(Dataset records)

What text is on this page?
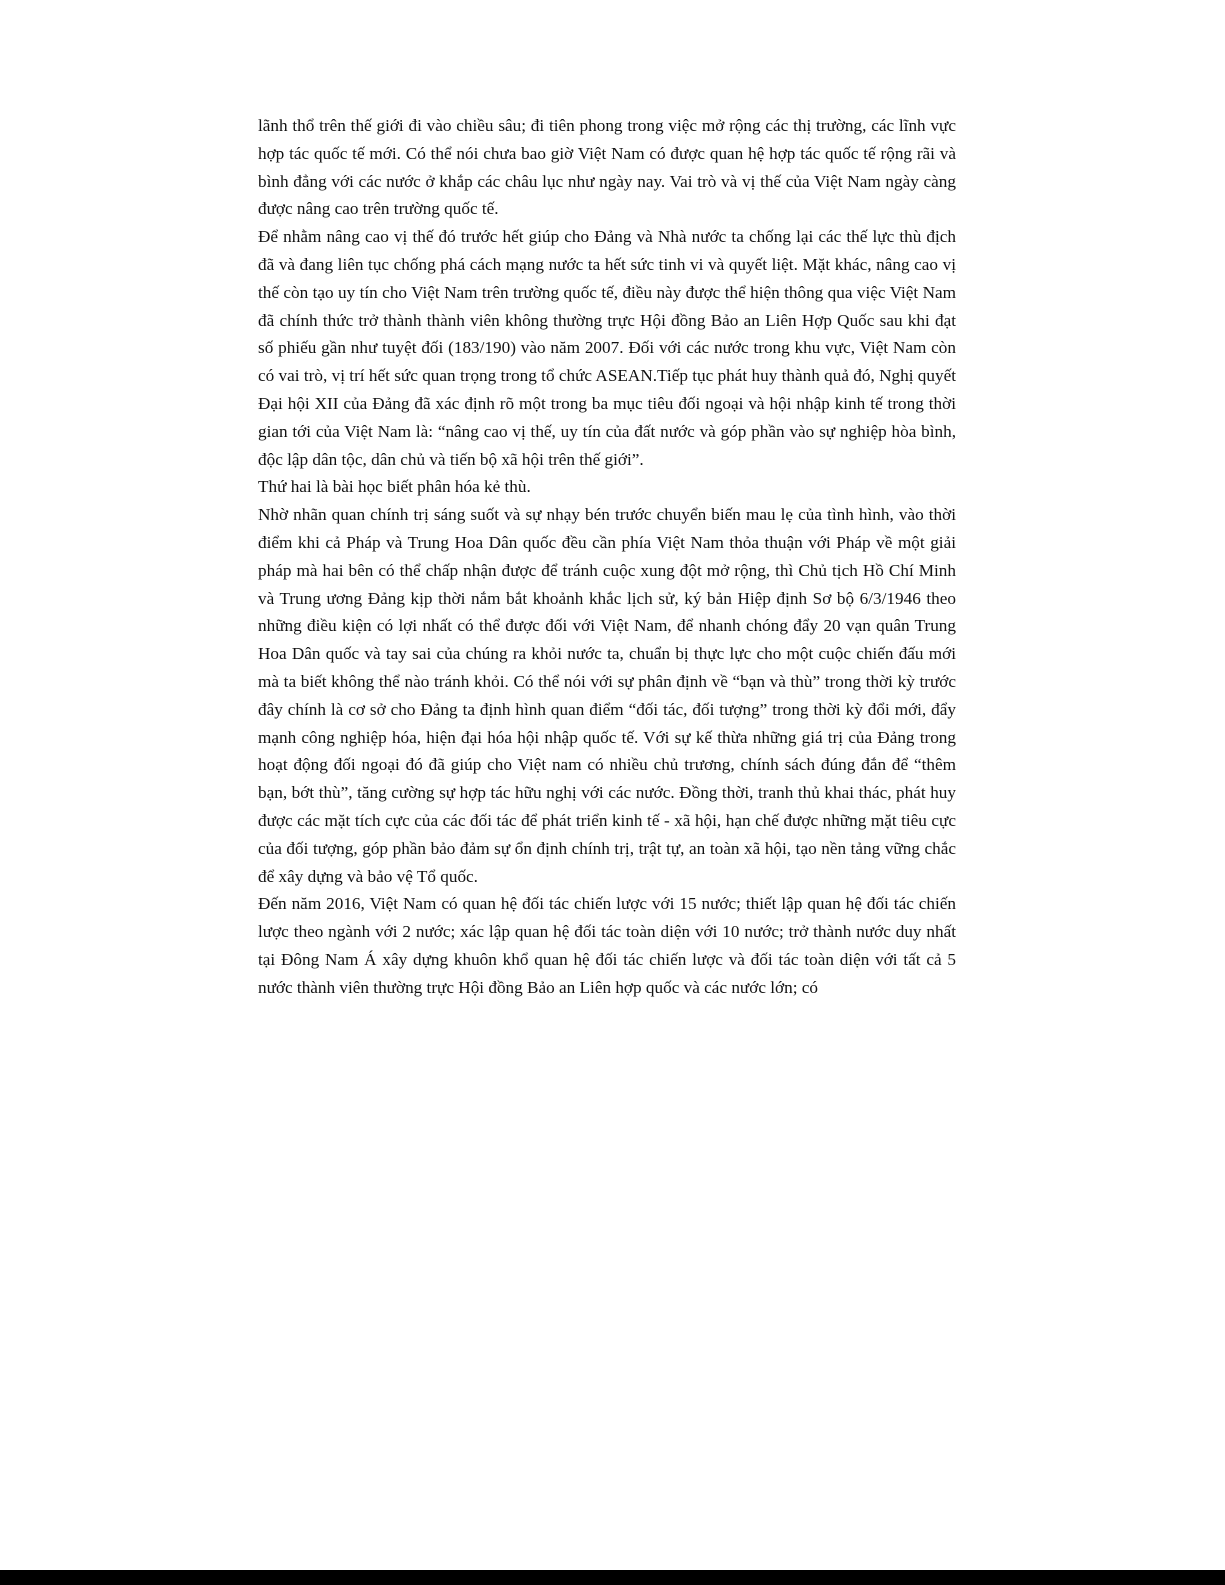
lãnh thổ trên thế giới đi vào chiều sâu; đi tiên phong trong việc mở rộng các thị trường, các lĩnh vực hợp tác quốc tế mới. Có thể nói chưa bao giờ Việt Nam có được quan hệ hợp tác quốc tế rộng rãi và bình đẳng với các nước ở khắp các châu lục như ngày nay. Vai trò và vị thế của Việt Nam ngày càng được nâng cao trên trường quốc tế.

Để nhằm nâng cao vị thế đó trước hết giúp cho Đảng và Nhà nước ta chống lại các thế lực thù địch đã và đang liên tục chống phá cách mạng nước ta hết sức tinh vi và quyết liệt. Mặt khác, nâng cao vị thế còn tạo uy tín cho Việt Nam trên trường quốc tế, điều này được thể hiện thông qua việc Việt Nam đã chính thức trở thành thành viên không thường trực Hội đồng Bảo an Liên Hợp Quốc sau khi đạt số phiếu gần như tuyệt đối (183/190) vào năm 2007. Đối với các nước trong khu vực, Việt Nam còn có vai trò, vị trí hết sức quan trọng trong tổ chức ASEAN.Tiếp tục phát huy thành quả đó, Nghị quyết Đại hội XII của Đảng đã xác định rõ một trong ba mục tiêu đối ngoại và hội nhập kinh tế trong thời gian tới của Việt Nam là: “nâng cao vị thế, uy tín của đất nước và góp phần vào sự nghiệp hòa bình, độc lập dân tộc, dân chủ và tiến bộ xã hội trên thế giới”.

Thứ hai là bài học biết phân hóa kẻ thù.

Nhờ nhãn quan chính trị sáng suốt và sự nhạy bén trước chuyển biến mau lẹ của tình hình, vào thời điểm khi cả Pháp và Trung Hoa Dân quốc đều cần phía Việt Nam thỏa thuận với Pháp về một giải pháp mà hai bên có thể chấp nhận được để tránh cuộc xung đột mở rộng, thì Chủ tịch Hồ Chí Minh và Trung ương Đảng kịp thời nắm bắt khoảnh khắc lịch sử, ký bản Hiệp định Sơ bộ 6/3/1946 theo những điều kiện có lợi nhất có thể được đối với Việt Nam, để nhanh chóng đẩy 20 vạn quân Trung Hoa Dân quốc và tay sai của chúng ra khỏi nước ta, chuẩn bị thực lực cho một cuộc chiến đấu mới mà ta biết không thể nào tránh khỏi. Có thể nói với sự phân định về “bạn và thù” trong thời kỳ trước đây chính là cơ sở cho Đảng ta định hình quan điểm “đối tác, đối tượng” trong thời kỳ đổi mới, đẩy mạnh công nghiệp hóa, hiện đại hóa hội nhập quốc tế. Với sự kế thừa những giá trị của Đảng trong hoạt động đối ngoại đó đã giúp cho Việt nam có nhiều chủ trương, chính sách đúng đắn để “thêm bạn, bớt thù”, tăng cường sự hợp tác hữu nghị với các nước. Đồng thời, tranh thủ khai thác, phát huy được các mặt tích cực của các đối tác để phát triển kinh tế - xã hội, hạn chế được những mặt tiêu cực của đối tượng, góp phần bảo đảm sự ổn định chính trị, trật tự, an toàn xã hội, tạo nền tảng vững chắc để xây dựng và bảo vệ Tổ quốc.

Đến năm 2016, Việt Nam có quan hệ đối tác chiến lược với 15 nước; thiết lập quan hệ đối tác chiến lược theo ngành với 2 nước; xác lập quan hệ đối tác toàn diện với 10 nước; trở thành nước duy nhất tại Đông Nam Á xây dựng khuôn khổ quan hệ đối tác chiến lược và đối tác toàn diện với tất cả 5 nước thành viên thường trực Hội đồng Bảo an Liên hợp quốc và các nước lớn; có
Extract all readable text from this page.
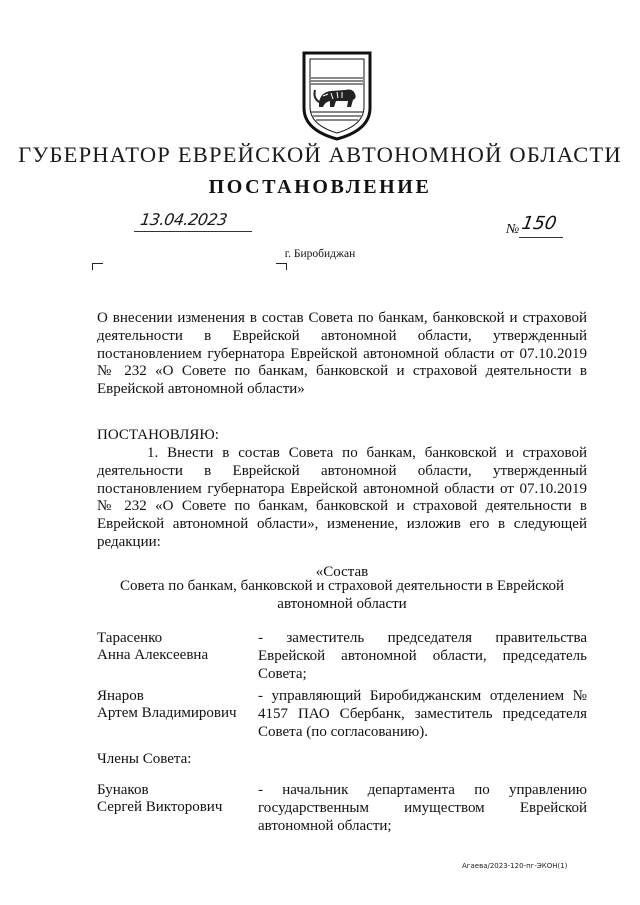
ГУБЕРНАТОР ЕВРЕЙСКОЙ АВТОНОМНОЙ ОБЛАСТИ
ПОСТАНОВЛЕНИЕ
13.04.2023
№ 150
г. Биробиджан
О внесении изменения в состав Совета по банкам, банковской и страховой деятельности в Еврейской автономной области, утвержденный постановлением губернатора Еврейской автономной области от 07.10.2019 № 232 «О Совете по банкам, банковской и страховой деятельности в Еврейской автономной области»
ПОСТАНОВЛЯЮ:
1. Внести в состав Совета по банкам, банковской и страховой деятельности в Еврейской автономной области, утвержденный постановлением губернатора Еврейской автономной области от 07.10.2019 № 232 «О Совете по банкам, банковской и страховой деятельности в Еврейской автономной области», изменение, изложив его в следующей редакции:
«Состав
Совета по банкам, банковской и страховой деятельности в Еврейской автономной области
Тарасенко
Анна Алексеевна
- заместитель председателя правительства Еврейской автономной области, председатель Совета;
Янаров
Артем Владимирович
- управляющий Биробиджанским отделением № 4157 ПАО Сбербанк, заместитель председателя Совета (по согласованию).
Члены Совета:
Бунаков
Сергей Викторович
- начальник департамента по управлению государственным имуществом Еврейской автономной области;
Агаева/2023-120-пг-ЭКОН(1)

● **EXERCISE DESCRIPTION**:
Your task is to copy the entries in full and exactly, without any images.

● **EXERCISE SOLUTION**:
What text is on this page?
lãnh thổ trên thế giới đi vào chiều sâu; đi tiên phong trong việc mở rộng các thị trường, các lĩnh vực hợp tác quốc tế mới. Có thể nói chưa bao giờ Việt Nam có được quan hệ hợp tác quốc tế rộng rãi và bình đẳng với các nước ở khắp các châu lục như ngày nay. Vai trò và vị thế của Việt Nam ngày càng được nâng cao trên trường quốc tế.

Để nhằm nâng cao vị thế đó trước hết giúp cho Đảng và Nhà nước ta chống lại các thế lực thù địch đã và đang liên tục chống phá cách mạng nước ta hết sức tinh vi và quyết liệt. Mặt khác, nâng cao vị thế còn tạo uy tín cho Việt Nam trên trường quốc tế, điều này được thể hiện thông qua việc Việt Nam đã chính thức trở thành thành viên không thường trực Hội đồng Bảo an Liên Hợp Quốc sau khi đạt số phiếu gần như tuyệt đối (183/190) vào năm 2007. Đối với các nước trong khu vực, Việt Nam còn có vai trò, vị trí hết sức quan trọng trong tổ chức ASEAN.Tiếp tục phát huy thành quả đó, Nghị quyết Đại hội XII của Đảng đã xác định rõ một trong ba mục tiêu đối ngoại và hội nhập kinh tế trong thời gian tới của Việt Nam là: “nâng cao vị thế, uy tín của đất nước và góp phần vào sự nghiệp hòa bình, độc lập dân tộc, dân chủ và tiến bộ xã hội trên thế giới”.

Thứ hai là bài học biết phân hóa kẻ thù.

Nhờ nhãn quan chính trị sáng suốt và sự nhạy bén trước chuyển biến mau lẹ của tình hình, vào thời điểm khi cả Pháp và Trung Hoa Dân quốc đều cần phía Việt Nam thỏa thuận với Pháp về một giải pháp mà hai bên có thể chấp nhận được để tránh cuộc xung đột mở rộng, thì Chủ tịch Hồ Chí Minh và Trung ương Đảng kịp thời nắm bắt khoảnh khắc lịch sử, ký bản Hiệp định Sơ bộ 6/3/1946 theo những điều kiện có lợi nhất có thể được đối với Việt Nam, để nhanh chóng đẩy 20 vạn quân Trung Hoa Dân quốc và tay sai của chúng ra khỏi nước ta, chuẩn bị thực lực cho một cuộc chiến đấu mới mà ta biết không thể nào tránh khỏi. Có thể nói với sự phân định về “bạn và thù” trong thời kỳ trước đây chính là cơ sở cho Đảng ta định hình quan điểm “đối tác, đối tượng” trong thời kỳ đổi mới, đẩy mạnh công nghiệp hóa, hiện đại hóa hội nhập quốc tế. Với sự kế thừa những giá trị của Đảng trong hoạt động đối ngoại đó đã giúp cho Việt nam có nhiều chủ trương, chính sách đúng đắn để “thêm bạn, bớt thù”, tăng cường sự hợp tác hữu nghị với các nước. Đồng thời, tranh thủ khai thác, phát huy được các mặt tích cực của các đối tác để phát triển kinh tế - xã hội, hạn chế được những mặt tiêu cực của đối tượng, góp phần bảo đảm sự ổn định chính trị, trật tự, an toàn xã hội, tạo nền tảng vững chắc để xây dựng và bảo vệ Tổ quốc.

Đến năm 2016, Việt Nam có quan hệ đối tác chiến lược với 15 nước; thiết lập quan hệ đối tác chiến lược theo ngành với 2 nước; xác lập quan hệ đối tác toàn diện với 10 nước; trở thành nước duy nhất tại Đông Nam Á xây dựng khuôn khổ quan hệ đối tác chiến lược và đối tác toàn diện với tất cả 5 nước thành viên thường trực Hội đồng Bảo an Liên hợp quốc và các nước lớn; có
Extract all readable text from this page.
ГУБЕРНАТОР ЕВРЕЙСКОЙ АВТОНОМНОЙ ОБЛАСТИ
ПОСТАНОВЛЕНИЕ
13.04.2023
№ 150
г. Биробиджан
О внесении изменения в состав Совета по банкам, банковской и страховой деятельности в Еврейской автономной области, утвержденный постановлением губернатора Еврейской автономной области от 07.10.2019 № 232 «О Совете по банкам, банковской и страховой деятельности в Еврейской автономной области»
ПОСТАНОВЛЯЮ:
1. Внести в состав Совета по банкам, банковской и страховой деятельности в Еврейской автономной области, утвержденный постановлением губернатора Еврейской автономной области от 07.10.2019 № 232 «О Совете по банкам, банковской и страховой деятельности в Еврейской автономной области», изменение, изложив его в следующей редакции:
«Состав
Совета по банкам, банковской и страховой деятельности в Еврейской автономной области
Тарасенко
Анна Алексеевна
- заместитель председателя правительства Еврейской автономной области, председатель Совета;
Янаров
Артем Владимирович
- управляющий Биробиджанским отделением № 4157 ПАО Сбербанк, заместитель председателя Совета (по согласованию).
Члены Совета:
Бунаков
Сергей Викторович
- начальник департамента по управлению государственным имуществом Еврейской автономной области;
Агаева/2023-120-пг-ЭКОН(1)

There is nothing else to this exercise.